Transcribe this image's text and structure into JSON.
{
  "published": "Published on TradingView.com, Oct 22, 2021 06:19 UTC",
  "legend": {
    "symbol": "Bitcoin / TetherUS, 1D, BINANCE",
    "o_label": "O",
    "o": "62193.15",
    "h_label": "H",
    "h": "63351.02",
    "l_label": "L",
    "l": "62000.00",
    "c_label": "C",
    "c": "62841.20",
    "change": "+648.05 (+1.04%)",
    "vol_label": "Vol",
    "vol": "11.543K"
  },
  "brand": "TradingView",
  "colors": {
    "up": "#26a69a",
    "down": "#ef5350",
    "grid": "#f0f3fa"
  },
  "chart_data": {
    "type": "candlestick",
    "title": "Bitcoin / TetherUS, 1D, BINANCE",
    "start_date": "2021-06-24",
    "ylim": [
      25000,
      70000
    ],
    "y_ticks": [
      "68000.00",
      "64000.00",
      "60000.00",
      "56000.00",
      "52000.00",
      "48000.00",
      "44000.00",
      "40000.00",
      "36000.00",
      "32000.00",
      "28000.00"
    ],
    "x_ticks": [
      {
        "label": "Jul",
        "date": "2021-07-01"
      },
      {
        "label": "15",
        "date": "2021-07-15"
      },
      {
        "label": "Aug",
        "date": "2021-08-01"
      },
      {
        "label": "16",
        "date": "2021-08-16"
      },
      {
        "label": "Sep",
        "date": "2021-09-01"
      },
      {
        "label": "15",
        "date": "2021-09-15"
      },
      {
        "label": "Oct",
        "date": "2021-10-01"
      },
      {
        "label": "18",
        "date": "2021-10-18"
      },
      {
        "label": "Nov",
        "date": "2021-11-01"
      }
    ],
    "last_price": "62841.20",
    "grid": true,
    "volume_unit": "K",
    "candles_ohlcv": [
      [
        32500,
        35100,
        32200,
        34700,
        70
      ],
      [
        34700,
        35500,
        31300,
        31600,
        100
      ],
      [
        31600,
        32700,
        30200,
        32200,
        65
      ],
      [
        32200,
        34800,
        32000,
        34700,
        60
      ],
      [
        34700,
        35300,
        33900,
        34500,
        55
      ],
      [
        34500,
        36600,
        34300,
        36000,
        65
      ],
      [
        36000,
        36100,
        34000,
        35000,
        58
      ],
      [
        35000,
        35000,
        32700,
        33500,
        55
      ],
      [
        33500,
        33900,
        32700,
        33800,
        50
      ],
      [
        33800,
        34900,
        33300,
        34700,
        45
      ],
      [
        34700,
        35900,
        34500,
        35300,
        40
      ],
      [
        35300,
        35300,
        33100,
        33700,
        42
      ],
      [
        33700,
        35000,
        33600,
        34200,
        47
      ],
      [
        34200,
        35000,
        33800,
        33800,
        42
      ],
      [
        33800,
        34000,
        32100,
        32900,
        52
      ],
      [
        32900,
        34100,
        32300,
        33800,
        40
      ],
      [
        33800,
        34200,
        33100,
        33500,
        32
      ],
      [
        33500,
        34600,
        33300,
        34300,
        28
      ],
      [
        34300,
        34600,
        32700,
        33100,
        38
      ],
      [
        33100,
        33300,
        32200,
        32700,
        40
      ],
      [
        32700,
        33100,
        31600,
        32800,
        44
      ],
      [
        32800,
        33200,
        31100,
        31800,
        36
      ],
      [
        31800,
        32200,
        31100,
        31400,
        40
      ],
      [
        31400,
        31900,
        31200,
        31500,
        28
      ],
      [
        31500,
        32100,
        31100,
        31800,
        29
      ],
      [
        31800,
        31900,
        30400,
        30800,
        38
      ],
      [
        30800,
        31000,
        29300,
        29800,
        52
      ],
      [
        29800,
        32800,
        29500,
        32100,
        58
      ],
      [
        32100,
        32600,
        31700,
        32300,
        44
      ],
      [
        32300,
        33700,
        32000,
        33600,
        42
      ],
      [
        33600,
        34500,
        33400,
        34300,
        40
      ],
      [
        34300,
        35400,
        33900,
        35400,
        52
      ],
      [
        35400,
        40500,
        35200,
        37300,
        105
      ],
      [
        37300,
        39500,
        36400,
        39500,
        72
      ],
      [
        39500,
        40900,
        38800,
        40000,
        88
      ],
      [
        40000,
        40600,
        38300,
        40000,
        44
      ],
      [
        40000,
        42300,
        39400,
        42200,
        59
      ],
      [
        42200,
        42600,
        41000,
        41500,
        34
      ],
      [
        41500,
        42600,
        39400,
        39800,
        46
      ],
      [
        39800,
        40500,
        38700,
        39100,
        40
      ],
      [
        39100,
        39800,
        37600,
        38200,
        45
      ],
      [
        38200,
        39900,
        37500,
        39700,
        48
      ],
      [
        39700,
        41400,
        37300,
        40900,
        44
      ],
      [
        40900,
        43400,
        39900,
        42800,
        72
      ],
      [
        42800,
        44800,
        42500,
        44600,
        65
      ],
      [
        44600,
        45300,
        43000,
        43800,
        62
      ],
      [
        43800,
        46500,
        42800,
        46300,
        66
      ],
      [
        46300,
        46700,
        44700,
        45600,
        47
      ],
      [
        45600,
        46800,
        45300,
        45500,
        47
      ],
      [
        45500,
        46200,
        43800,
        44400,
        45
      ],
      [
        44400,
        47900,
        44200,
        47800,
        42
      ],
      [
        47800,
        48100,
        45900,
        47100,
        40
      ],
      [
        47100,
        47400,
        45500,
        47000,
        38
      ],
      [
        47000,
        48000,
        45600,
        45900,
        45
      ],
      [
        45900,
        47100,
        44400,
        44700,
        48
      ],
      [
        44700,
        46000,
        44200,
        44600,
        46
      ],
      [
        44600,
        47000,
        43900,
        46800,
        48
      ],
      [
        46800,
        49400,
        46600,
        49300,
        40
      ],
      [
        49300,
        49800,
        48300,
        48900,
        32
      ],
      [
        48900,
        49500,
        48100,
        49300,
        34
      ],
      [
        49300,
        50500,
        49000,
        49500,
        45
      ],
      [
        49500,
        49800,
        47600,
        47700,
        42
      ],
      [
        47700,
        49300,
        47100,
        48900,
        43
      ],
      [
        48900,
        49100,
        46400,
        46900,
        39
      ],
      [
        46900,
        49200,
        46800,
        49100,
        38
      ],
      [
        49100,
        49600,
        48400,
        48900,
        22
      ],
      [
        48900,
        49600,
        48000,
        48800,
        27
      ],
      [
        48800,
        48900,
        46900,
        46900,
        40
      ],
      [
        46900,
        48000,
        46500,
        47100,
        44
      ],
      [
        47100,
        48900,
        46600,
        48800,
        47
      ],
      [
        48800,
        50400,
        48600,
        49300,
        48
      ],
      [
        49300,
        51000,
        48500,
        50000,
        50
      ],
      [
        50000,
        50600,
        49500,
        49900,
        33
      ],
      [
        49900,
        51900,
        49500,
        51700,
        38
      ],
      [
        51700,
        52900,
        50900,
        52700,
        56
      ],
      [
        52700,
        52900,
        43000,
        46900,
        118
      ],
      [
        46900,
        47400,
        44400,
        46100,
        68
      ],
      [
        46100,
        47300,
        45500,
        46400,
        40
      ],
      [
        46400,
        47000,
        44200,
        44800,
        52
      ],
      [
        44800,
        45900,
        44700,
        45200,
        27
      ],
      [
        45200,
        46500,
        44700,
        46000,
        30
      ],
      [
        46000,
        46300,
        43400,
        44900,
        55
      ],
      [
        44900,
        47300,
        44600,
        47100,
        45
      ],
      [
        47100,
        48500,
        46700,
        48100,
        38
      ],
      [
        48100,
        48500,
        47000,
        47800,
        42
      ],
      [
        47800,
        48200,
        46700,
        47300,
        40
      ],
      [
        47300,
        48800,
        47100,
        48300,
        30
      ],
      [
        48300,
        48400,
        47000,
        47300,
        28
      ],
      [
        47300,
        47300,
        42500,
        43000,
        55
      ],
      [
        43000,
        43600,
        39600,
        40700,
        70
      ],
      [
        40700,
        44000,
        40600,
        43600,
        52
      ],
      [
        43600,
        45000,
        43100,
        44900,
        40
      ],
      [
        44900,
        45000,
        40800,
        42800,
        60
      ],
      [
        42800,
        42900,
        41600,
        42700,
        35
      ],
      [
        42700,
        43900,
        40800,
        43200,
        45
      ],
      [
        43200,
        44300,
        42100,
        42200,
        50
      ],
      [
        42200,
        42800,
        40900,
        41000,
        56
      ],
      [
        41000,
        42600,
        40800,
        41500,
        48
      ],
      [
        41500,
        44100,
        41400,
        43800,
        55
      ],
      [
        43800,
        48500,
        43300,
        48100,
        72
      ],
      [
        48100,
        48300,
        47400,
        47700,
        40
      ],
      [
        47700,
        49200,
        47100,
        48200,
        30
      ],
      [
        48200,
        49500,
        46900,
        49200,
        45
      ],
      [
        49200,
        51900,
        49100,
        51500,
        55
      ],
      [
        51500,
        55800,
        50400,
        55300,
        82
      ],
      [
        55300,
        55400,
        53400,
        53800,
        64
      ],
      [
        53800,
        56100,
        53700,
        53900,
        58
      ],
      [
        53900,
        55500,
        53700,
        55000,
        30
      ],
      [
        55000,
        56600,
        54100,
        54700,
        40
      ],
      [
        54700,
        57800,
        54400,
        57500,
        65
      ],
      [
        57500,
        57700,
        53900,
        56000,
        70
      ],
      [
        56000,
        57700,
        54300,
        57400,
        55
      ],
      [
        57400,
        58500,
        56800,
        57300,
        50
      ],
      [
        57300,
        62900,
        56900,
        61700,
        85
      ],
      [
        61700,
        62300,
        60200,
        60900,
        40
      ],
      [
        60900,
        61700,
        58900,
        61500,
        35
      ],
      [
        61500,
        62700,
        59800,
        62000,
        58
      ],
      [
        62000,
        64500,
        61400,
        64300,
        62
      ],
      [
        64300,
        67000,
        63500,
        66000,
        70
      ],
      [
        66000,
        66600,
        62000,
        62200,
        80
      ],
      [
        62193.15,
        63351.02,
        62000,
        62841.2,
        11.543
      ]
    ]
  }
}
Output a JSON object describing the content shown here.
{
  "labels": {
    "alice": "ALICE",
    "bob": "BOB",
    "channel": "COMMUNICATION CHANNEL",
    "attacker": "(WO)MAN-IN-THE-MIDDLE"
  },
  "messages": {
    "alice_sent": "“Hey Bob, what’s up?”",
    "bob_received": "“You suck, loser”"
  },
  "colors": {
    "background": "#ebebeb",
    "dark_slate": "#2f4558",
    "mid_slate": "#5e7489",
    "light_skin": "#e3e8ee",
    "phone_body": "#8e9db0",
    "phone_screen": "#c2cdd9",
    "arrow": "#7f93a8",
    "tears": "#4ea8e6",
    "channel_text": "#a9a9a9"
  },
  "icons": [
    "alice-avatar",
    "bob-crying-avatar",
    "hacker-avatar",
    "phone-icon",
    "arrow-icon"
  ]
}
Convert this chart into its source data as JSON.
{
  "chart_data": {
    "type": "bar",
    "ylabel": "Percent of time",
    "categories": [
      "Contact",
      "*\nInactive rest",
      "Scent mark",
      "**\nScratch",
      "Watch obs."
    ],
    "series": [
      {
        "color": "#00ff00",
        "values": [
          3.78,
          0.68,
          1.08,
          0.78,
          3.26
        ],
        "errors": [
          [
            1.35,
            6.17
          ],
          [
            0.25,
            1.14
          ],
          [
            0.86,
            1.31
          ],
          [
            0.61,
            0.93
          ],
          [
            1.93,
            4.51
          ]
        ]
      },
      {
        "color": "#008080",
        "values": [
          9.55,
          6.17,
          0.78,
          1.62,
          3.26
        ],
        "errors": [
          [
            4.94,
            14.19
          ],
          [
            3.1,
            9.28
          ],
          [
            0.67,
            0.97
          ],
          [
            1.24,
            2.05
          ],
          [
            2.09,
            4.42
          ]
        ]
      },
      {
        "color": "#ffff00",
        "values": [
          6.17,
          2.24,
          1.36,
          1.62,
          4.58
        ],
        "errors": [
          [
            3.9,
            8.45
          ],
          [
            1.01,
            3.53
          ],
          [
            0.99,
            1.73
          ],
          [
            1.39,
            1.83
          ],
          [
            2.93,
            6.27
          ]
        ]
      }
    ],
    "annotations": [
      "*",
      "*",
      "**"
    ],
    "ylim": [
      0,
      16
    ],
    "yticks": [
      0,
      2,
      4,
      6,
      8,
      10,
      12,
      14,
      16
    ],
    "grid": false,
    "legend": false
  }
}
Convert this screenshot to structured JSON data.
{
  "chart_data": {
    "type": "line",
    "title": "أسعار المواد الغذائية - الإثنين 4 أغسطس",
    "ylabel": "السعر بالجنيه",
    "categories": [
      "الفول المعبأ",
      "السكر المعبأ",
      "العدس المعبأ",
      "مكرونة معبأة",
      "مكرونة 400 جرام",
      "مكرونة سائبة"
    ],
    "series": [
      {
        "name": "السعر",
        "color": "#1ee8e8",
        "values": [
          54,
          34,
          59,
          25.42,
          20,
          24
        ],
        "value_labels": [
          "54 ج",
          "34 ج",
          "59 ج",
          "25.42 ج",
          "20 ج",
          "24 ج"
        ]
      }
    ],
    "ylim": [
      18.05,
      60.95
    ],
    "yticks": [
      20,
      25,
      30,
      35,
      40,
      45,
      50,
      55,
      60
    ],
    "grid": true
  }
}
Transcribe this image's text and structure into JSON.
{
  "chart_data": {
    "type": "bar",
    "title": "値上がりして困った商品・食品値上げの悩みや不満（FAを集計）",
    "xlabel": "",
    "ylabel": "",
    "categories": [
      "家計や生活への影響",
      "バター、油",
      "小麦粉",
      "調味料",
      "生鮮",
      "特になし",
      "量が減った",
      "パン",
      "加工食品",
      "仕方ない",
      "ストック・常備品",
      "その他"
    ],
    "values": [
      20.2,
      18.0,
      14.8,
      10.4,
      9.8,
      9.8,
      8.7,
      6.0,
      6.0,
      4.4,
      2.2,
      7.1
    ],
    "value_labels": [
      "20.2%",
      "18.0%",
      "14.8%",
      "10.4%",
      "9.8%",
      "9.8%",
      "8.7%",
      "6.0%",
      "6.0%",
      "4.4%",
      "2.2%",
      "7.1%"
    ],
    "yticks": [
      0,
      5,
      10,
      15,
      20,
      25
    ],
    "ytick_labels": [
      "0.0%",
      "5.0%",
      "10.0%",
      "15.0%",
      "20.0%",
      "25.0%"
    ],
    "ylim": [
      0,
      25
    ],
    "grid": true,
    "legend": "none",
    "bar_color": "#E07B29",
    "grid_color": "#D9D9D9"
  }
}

▶ Given task
Extract each line from the entries above that contains the string "title".

▶ Exercise response
    "title": "Bitcoin / TetherUS, 1D, BINANCE",
    "title": "أسعار المواد الغذائية - الإثنين 4 أغسطس",
    "title": "値上がりして困った商品・食品値上げの悩みや不満（FAを集計）",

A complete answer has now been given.